Instructions to follow – Lines holding the string "Нефть" are the ones to copy from this listing.
— START Entries —
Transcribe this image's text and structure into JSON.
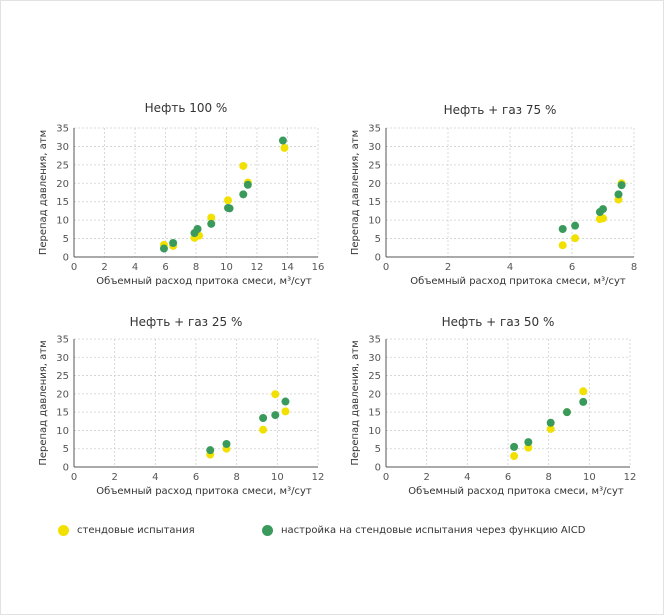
{
  "colors": {
    "yellow": "#f2e100",
    "green": "#3a9a5b",
    "grid": "#cfcfcf",
    "axis": "#555555"
  },
  "legend": {
    "yellow_label": "стендовые испытания",
    "green_label": "настройка на стендовые испытания через функцию AICD"
  },
  "chart_data": [
    {
      "type": "scatter",
      "title": "Нефть 100 %",
      "xlabel": "Объемный расход притока смеси, м³/сут",
      "ylabel": "Перепад давления, атм",
      "xlim": [
        0,
        16
      ],
      "ylim": [
        0,
        35
      ],
      "xticks": [
        0,
        2,
        4,
        6,
        8,
        10,
        12,
        14,
        16
      ],
      "yticks": [
        0,
        5,
        10,
        15,
        20,
        25,
        30,
        35
      ],
      "grid": true,
      "series": [
        {
          "name": "стендовые испытания",
          "color": "yellow",
          "points": [
            [
              5.9,
              3.3
            ],
            [
              6.5,
              3.0
            ],
            [
              7.9,
              5.2
            ],
            [
              8.2,
              5.8
            ],
            [
              9.0,
              10.7
            ],
            [
              10.1,
              15.4
            ],
            [
              11.1,
              24.7
            ],
            [
              11.4,
              20.2
            ],
            [
              13.8,
              29.6
            ]
          ]
        },
        {
          "name": "настройка на стендовые испытания через функцию AICD",
          "color": "green",
          "points": [
            [
              5.9,
              2.3
            ],
            [
              6.5,
              3.8
            ],
            [
              7.9,
              6.5
            ],
            [
              8.1,
              7.6
            ],
            [
              9.0,
              9.0
            ],
            [
              10.1,
              13.3
            ],
            [
              10.2,
              13.2
            ],
            [
              11.1,
              17.0
            ],
            [
              11.4,
              19.6
            ],
            [
              13.7,
              31.6
            ]
          ]
        }
      ]
    },
    {
      "type": "scatter",
      "title": "Нефть + газ 75 %",
      "xlabel": "Объемный расход притока смеси, м³/сут",
      "ylabel": "Перепад давления, атм",
      "xlim": [
        0,
        8
      ],
      "ylim": [
        0,
        35
      ],
      "xticks": [
        0,
        2,
        4,
        6,
        8
      ],
      "yticks": [
        0,
        5,
        10,
        15,
        20,
        25,
        30,
        35
      ],
      "grid": true,
      "series": [
        {
          "name": "стендовые испытания",
          "color": "yellow",
          "points": [
            [
              5.7,
              3.2
            ],
            [
              6.1,
              5.1
            ],
            [
              6.9,
              10.3
            ],
            [
              7.0,
              10.5
            ],
            [
              7.5,
              15.6
            ],
            [
              7.6,
              20.0
            ]
          ]
        },
        {
          "name": "настройка на стендовые испытания через функцию AICD",
          "color": "green",
          "points": [
            [
              5.7,
              7.6
            ],
            [
              6.1,
              8.5
            ],
            [
              6.9,
              12.2
            ],
            [
              7.0,
              13.0
            ],
            [
              7.5,
              17.0
            ],
            [
              7.6,
              19.5
            ]
          ]
        }
      ]
    },
    {
      "type": "scatter",
      "title": "Нефть + газ 25 %",
      "xlabel": "Объемный расход притока смеси, м³/сут",
      "ylabel": "Перепад давления, атм",
      "xlim": [
        0,
        12
      ],
      "ylim": [
        0,
        35
      ],
      "xticks": [
        0,
        2,
        4,
        6,
        8,
        10,
        12
      ],
      "yticks": [
        0,
        5,
        10,
        15,
        20,
        25,
        30,
        35
      ],
      "grid": true,
      "series": [
        {
          "name": "стендовые испытания",
          "color": "yellow",
          "points": [
            [
              6.7,
              3.4
            ],
            [
              7.5,
              5.0
            ],
            [
              9.3,
              10.2
            ],
            [
              9.9,
              19.9
            ],
            [
              10.4,
              15.2
            ]
          ]
        },
        {
          "name": "настройка на стендовые испытания через функцию AICD",
          "color": "green",
          "points": [
            [
              6.7,
              4.6
            ],
            [
              7.5,
              6.3
            ],
            [
              9.3,
              13.4
            ],
            [
              9.9,
              14.2
            ],
            [
              10.4,
              17.9
            ]
          ]
        }
      ]
    },
    {
      "type": "scatter",
      "title": "Нефть + газ 50 %",
      "xlabel": "Объемный расход притока смеси, м³/сут",
      "ylabel": "Перепад давления, атм",
      "xlim": [
        0,
        12
      ],
      "ylim": [
        0,
        35
      ],
      "xticks": [
        0,
        2,
        4,
        6,
        8,
        10,
        12
      ],
      "yticks": [
        0,
        5,
        10,
        15,
        20,
        25,
        30,
        35
      ],
      "grid": true,
      "series": [
        {
          "name": "стендовые испытания",
          "color": "yellow",
          "points": [
            [
              6.3,
              3.0
            ],
            [
              7.0,
              5.3
            ],
            [
              8.1,
              10.4
            ],
            [
              8.9,
              15.0
            ],
            [
              9.7,
              20.7
            ]
          ]
        },
        {
          "name": "настройка на стендовые испытания через функцию AICD",
          "color": "green",
          "points": [
            [
              6.3,
              5.5
            ],
            [
              7.0,
              6.8
            ],
            [
              8.1,
              12.1
            ],
            [
              8.9,
              15.0
            ],
            [
              9.7,
              17.8
            ]
          ]
        }
      ]
    }
  ]
}
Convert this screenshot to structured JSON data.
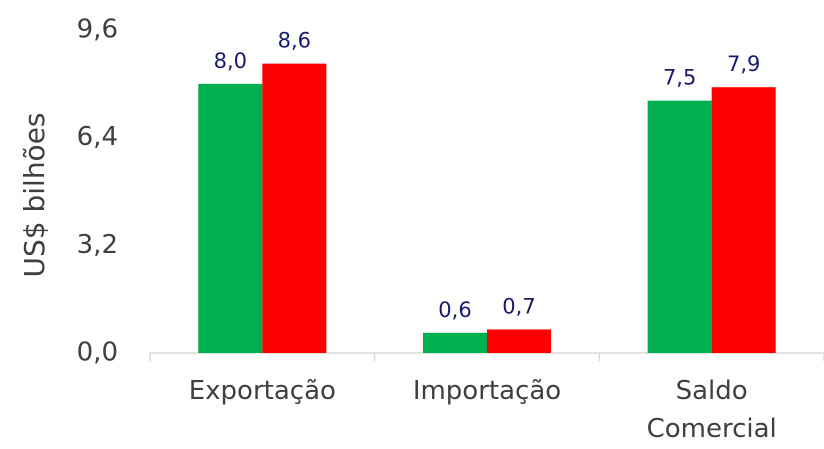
{
  "chart_data": {
    "type": "bar",
    "y_label": "US$ bilhões",
    "categories": [
      "Exportação",
      "Importação",
      "Saldo Comercial"
    ],
    "series": [
      {
        "color": "#00b050",
        "values": [
          8.0,
          0.6,
          7.5
        ],
        "value_labels": [
          "8,0",
          "0,6",
          "7,5"
        ]
      },
      {
        "color": "#ff0000",
        "values": [
          8.6,
          0.7,
          7.9
        ],
        "value_labels": [
          "8,6",
          "0,7",
          "7,9"
        ]
      }
    ],
    "ylim": [
      0,
      9.6
    ],
    "yticks": [
      {
        "value": 0,
        "label": "0,0"
      },
      {
        "value": 3.2,
        "label": "3,2"
      },
      {
        "value": 6.4,
        "label": "6,4"
      },
      {
        "value": 9.6,
        "label": "9,6"
      }
    ],
    "grid": false
  }
}
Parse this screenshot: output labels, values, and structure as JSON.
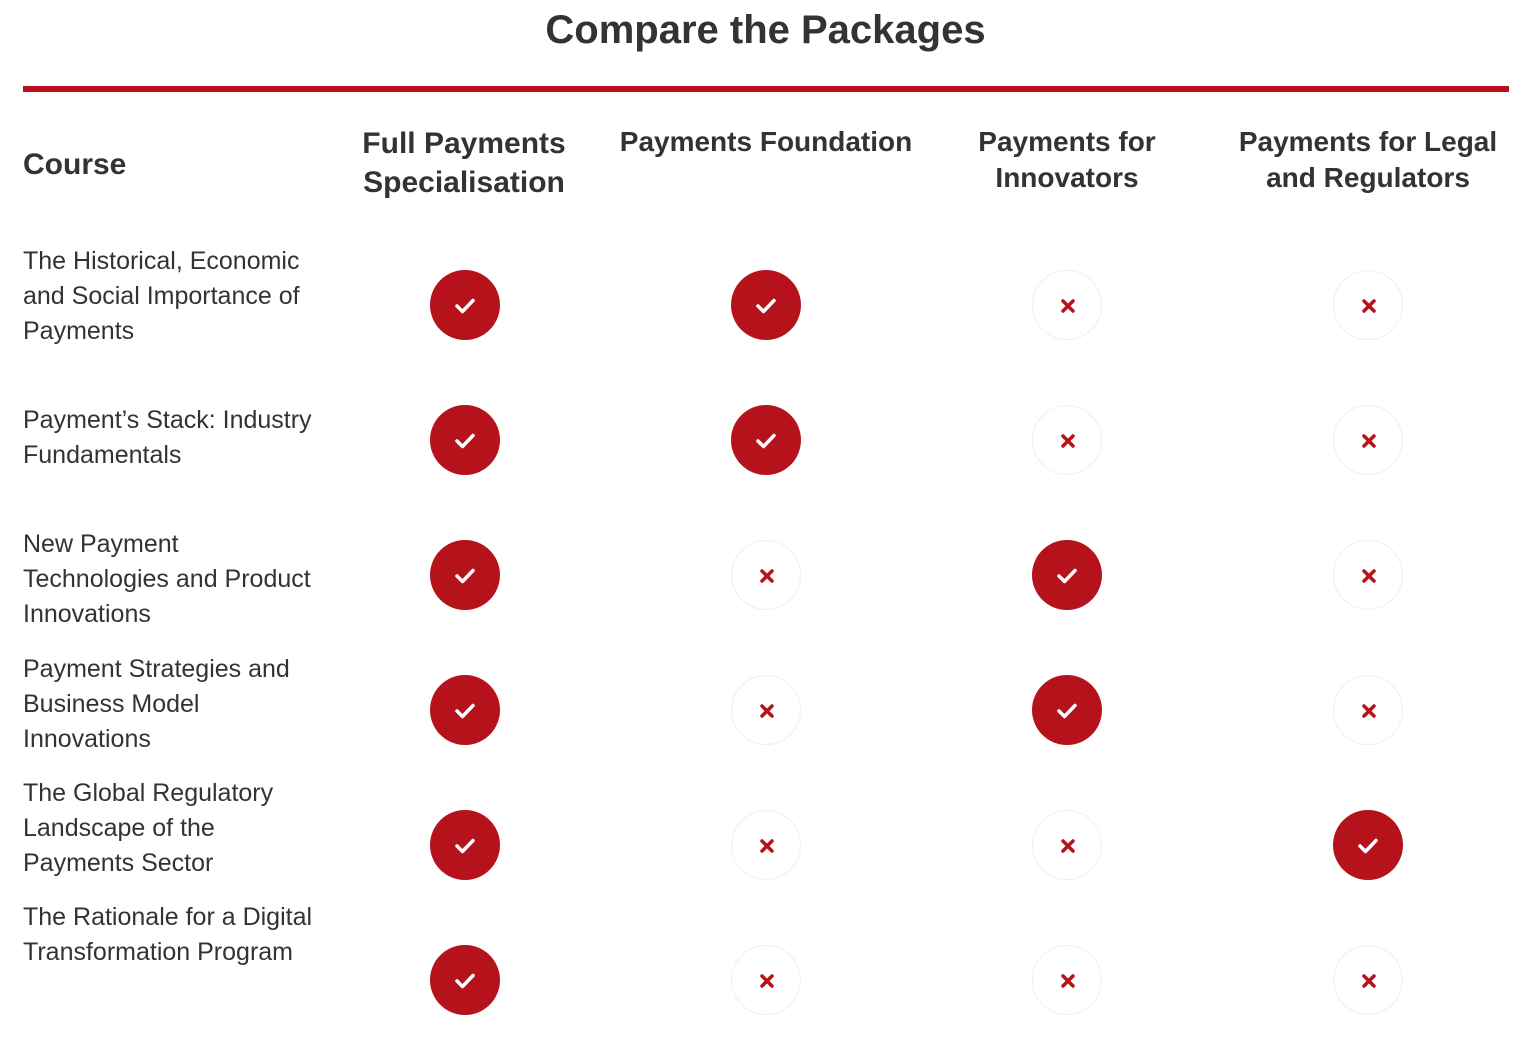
{
  "title": "Compare the Packages",
  "course_header": "Course",
  "colors": {
    "accent": "#b5121b",
    "text": "#333333",
    "no_border": "#efefef"
  },
  "icons": {
    "included": "check-icon",
    "excluded": "cross-icon"
  },
  "packages": [
    {
      "name": "Full Payments Specialisation"
    },
    {
      "name": "Payments Foundation"
    },
    {
      "name": "Payments for Innovators"
    },
    {
      "name": "Payments for Legal and Regulators"
    }
  ],
  "courses": [
    {
      "name": "The Historical, Economic and Social Importance of Payments",
      "included": [
        true,
        true,
        false,
        false
      ]
    },
    {
      "name": "Payment’s Stack: Industry Fundamentals",
      "included": [
        true,
        true,
        false,
        false
      ]
    },
    {
      "name": "New Payment Technologies and Product Innovations",
      "included": [
        true,
        false,
        true,
        false
      ]
    },
    {
      "name": "Payment Strategies and Business Model Innovations",
      "included": [
        true,
        false,
        true,
        false
      ]
    },
    {
      "name": "The Global Regulatory Landscape of the Payments Sector",
      "included": [
        true,
        false,
        false,
        true
      ]
    },
    {
      "name": "The Rationale for a Digital Transformation Program",
      "included": [
        true,
        false,
        false,
        false
      ]
    }
  ]
}
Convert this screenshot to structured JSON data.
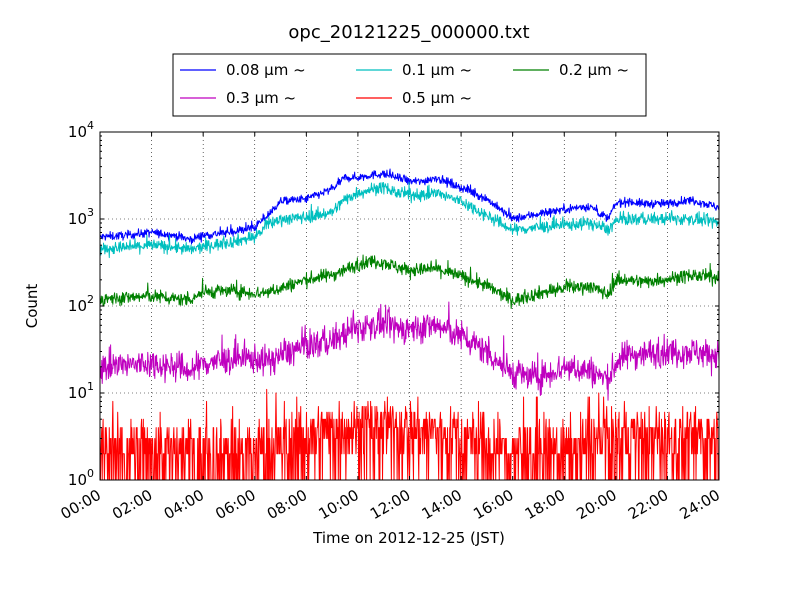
{
  "chart_data": {
    "type": "line",
    "title": "opc_20121225_000000.txt",
    "xlabel": "Time on 2012-12-25 (JST)",
    "ylabel": "Count",
    "x_ticks": [
      "00:00",
      "02:00",
      "04:00",
      "06:00",
      "08:00",
      "10:00",
      "12:00",
      "14:00",
      "16:00",
      "18:00",
      "20:00",
      "22:00",
      "24:00"
    ],
    "xlim_hours": [
      0,
      24
    ],
    "ylim": [
      1,
      10000
    ],
    "y_scale": "log",
    "y_ticks": [
      {
        "base": "10",
        "exp": "0"
      },
      {
        "base": "10",
        "exp": "1"
      },
      {
        "base": "10",
        "exp": "2"
      },
      {
        "base": "10",
        "exp": "3"
      },
      {
        "base": "10",
        "exp": "4"
      }
    ],
    "grid": true,
    "legend_position": "top",
    "series": [
      {
        "name": "0.08 μm ~",
        "color": "#0000ff",
        "noise": 0.035,
        "x_hours": [
          0,
          1,
          2,
          3,
          3.5,
          4,
          5,
          6,
          6.5,
          7,
          8,
          9,
          9.5,
          10,
          10.5,
          11,
          11.5,
          12,
          12.5,
          13,
          14,
          15,
          15.5,
          16,
          17,
          18,
          19,
          19.7,
          20,
          20.5,
          21,
          22,
          22.5,
          23,
          24
        ],
        "values": [
          620,
          650,
          700,
          640,
          580,
          650,
          700,
          800,
          1100,
          1600,
          1700,
          2200,
          3000,
          3000,
          3200,
          3300,
          3000,
          2700,
          2700,
          3000,
          2300,
          1700,
          1300,
          1000,
          1150,
          1300,
          1400,
          1000,
          1500,
          1600,
          1500,
          1500,
          1600,
          1650,
          1350
        ]
      },
      {
        "name": "0.1 μm ~",
        "color": "#00bfbf",
        "noise": 0.05,
        "x_hours": [
          0,
          1,
          2,
          3,
          3.5,
          4,
          5,
          6,
          6.5,
          7,
          8,
          9,
          9.5,
          10,
          10.5,
          11,
          11.5,
          12,
          12.5,
          13,
          14,
          15,
          15.5,
          16,
          17,
          18,
          19,
          19.7,
          20,
          20.5,
          21,
          22,
          22.5,
          23,
          24
        ],
        "values": [
          450,
          470,
          500,
          470,
          440,
          480,
          540,
          620,
          850,
          1000,
          1050,
          1200,
          1700,
          2000,
          2200,
          2300,
          2000,
          1900,
          1900,
          2000,
          1600,
          1100,
          900,
          750,
          800,
          850,
          900,
          750,
          950,
          1000,
          1000,
          1000,
          1000,
          1000,
          900
        ]
      },
      {
        "name": "0.2 μm ~",
        "color": "#008000",
        "noise": 0.055,
        "x_hours": [
          0,
          1,
          2,
          3,
          3.5,
          4,
          5,
          6,
          6.5,
          7,
          8,
          9,
          9.5,
          10,
          10.5,
          11,
          11.5,
          12,
          12.5,
          13,
          14,
          15,
          15.5,
          16,
          17,
          18,
          19,
          19.7,
          20,
          20.5,
          21,
          22,
          22.5,
          23,
          24
        ],
        "values": [
          120,
          125,
          130,
          120,
          120,
          145,
          150,
          140,
          145,
          160,
          200,
          230,
          260,
          300,
          330,
          320,
          280,
          260,
          260,
          270,
          220,
          170,
          140,
          115,
          140,
          160,
          170,
          135,
          200,
          200,
          190,
          205,
          215,
          225,
          210
        ]
      },
      {
        "name": "0.3 μm ~",
        "color": "#bf00bf",
        "noise": 0.12,
        "x_hours": [
          0,
          1,
          2,
          3,
          3.5,
          4,
          5,
          6,
          6.5,
          7,
          8,
          9,
          9.5,
          10,
          10.5,
          11,
          11.5,
          12,
          12.5,
          13,
          14,
          15,
          15.5,
          16,
          17,
          18,
          19,
          19.7,
          20,
          20.5,
          21,
          22,
          22.5,
          23,
          24
        ],
        "values": [
          20,
          21,
          22,
          20,
          18,
          22,
          24,
          25,
          23,
          27,
          35,
          40,
          48,
          55,
          60,
          62,
          55,
          55,
          57,
          60,
          45,
          30,
          22,
          17,
          15,
          20,
          18,
          14,
          22,
          28,
          28,
          30,
          30,
          30,
          27
        ]
      },
      {
        "name": "0.5 μm ~",
        "color": "#ff0000",
        "noise": 0,
        "x_hours": [
          0,
          6,
          8,
          9,
          12,
          14,
          16,
          18,
          20,
          24
        ],
        "values": [
          2,
          2,
          3,
          4,
          4,
          3,
          2,
          2,
          3,
          3
        ]
      }
    ]
  }
}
— END Entries —
Exercise result –
      "title": "Нефть 100 %",
      "title": "Нефть + газ 75 %",
      "title": "Нефть + газ 25 %",
      "title": "Нефть + газ 50 %",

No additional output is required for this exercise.